## Task goal
Please count the lines below that contain the word "JSON", and reply with that number alone.

[Excerpt from a dataset]

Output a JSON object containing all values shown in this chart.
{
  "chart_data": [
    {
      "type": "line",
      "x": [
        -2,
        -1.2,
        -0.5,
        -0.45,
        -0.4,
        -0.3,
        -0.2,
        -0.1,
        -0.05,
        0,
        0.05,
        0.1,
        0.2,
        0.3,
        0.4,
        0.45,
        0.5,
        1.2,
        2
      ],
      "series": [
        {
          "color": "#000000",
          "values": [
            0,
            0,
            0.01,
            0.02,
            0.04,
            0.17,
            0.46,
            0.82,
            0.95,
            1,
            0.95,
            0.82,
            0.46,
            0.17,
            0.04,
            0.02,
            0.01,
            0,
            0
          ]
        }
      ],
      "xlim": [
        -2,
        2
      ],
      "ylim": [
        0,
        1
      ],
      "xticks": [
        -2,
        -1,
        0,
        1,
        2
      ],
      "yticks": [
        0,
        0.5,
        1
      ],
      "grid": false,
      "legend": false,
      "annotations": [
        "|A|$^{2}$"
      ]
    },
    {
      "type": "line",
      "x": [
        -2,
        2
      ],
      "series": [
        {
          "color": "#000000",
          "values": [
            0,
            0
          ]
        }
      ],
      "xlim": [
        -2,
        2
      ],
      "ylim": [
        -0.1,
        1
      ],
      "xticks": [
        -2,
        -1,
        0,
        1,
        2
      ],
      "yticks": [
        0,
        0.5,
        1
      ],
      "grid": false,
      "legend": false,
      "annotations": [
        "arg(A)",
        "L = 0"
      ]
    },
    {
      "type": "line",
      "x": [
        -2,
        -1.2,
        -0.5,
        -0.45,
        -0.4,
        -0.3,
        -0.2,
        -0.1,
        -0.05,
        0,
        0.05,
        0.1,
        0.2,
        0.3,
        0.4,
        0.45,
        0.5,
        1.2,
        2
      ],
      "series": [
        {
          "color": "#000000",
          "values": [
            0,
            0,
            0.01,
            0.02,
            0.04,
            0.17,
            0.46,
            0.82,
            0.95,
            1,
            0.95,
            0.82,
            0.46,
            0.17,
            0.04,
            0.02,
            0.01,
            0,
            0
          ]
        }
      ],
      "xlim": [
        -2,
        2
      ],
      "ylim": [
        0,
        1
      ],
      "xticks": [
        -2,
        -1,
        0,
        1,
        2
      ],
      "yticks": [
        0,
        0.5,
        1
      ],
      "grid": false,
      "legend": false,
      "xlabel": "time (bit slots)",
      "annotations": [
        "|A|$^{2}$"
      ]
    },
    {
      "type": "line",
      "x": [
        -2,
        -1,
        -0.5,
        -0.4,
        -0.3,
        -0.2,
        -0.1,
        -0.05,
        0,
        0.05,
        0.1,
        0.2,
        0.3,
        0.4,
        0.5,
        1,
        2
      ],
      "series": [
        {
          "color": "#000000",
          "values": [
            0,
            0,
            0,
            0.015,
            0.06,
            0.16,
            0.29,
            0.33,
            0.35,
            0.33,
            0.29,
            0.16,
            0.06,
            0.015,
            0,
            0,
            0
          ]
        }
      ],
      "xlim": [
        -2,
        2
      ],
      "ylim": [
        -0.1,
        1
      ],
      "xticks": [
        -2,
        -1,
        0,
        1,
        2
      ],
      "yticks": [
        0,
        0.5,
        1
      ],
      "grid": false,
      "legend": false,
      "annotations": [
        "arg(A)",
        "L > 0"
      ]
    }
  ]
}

--

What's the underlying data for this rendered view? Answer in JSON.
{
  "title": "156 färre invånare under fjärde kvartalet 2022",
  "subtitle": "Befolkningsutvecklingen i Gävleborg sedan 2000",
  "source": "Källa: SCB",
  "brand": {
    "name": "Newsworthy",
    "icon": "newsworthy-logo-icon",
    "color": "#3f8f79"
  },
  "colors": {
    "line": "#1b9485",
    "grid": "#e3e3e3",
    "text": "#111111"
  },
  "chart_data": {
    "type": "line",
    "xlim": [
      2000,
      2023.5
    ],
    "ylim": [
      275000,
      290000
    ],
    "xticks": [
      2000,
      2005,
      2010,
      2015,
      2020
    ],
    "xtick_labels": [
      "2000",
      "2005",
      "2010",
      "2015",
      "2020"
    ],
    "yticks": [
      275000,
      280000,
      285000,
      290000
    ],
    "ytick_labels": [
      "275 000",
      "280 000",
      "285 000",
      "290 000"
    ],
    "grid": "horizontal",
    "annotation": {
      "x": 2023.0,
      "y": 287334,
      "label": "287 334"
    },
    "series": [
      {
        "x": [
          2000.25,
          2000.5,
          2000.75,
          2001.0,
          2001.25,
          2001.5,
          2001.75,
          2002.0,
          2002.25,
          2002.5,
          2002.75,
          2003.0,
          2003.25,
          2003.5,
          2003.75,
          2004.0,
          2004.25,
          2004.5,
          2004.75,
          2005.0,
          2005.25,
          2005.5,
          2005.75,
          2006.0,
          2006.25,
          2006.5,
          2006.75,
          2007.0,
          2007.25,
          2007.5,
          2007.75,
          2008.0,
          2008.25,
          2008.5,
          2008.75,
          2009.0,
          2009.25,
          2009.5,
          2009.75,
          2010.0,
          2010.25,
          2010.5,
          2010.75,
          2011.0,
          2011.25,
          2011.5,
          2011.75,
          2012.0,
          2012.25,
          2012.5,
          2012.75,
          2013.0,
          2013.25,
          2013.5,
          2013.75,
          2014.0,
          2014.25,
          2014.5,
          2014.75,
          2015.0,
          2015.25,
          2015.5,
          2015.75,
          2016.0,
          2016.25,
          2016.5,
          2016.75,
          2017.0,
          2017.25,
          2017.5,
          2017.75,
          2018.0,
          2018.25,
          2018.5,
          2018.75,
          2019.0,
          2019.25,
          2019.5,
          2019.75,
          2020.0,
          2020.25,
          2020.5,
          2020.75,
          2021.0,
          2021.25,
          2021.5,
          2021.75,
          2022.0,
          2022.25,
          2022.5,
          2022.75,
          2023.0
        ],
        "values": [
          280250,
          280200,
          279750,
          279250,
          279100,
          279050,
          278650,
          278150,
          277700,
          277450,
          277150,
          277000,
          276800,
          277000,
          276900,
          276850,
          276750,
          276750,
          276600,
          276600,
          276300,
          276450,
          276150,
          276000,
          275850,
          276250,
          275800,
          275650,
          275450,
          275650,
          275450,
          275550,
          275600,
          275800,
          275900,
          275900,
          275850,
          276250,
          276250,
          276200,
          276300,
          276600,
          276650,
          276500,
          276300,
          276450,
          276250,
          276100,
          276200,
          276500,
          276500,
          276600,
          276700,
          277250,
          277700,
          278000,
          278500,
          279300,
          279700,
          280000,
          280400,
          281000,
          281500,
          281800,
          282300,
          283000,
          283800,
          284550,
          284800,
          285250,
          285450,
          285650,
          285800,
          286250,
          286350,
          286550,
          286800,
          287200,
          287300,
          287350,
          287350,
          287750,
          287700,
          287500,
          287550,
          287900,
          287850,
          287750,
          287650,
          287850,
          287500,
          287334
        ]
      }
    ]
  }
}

## The reply
2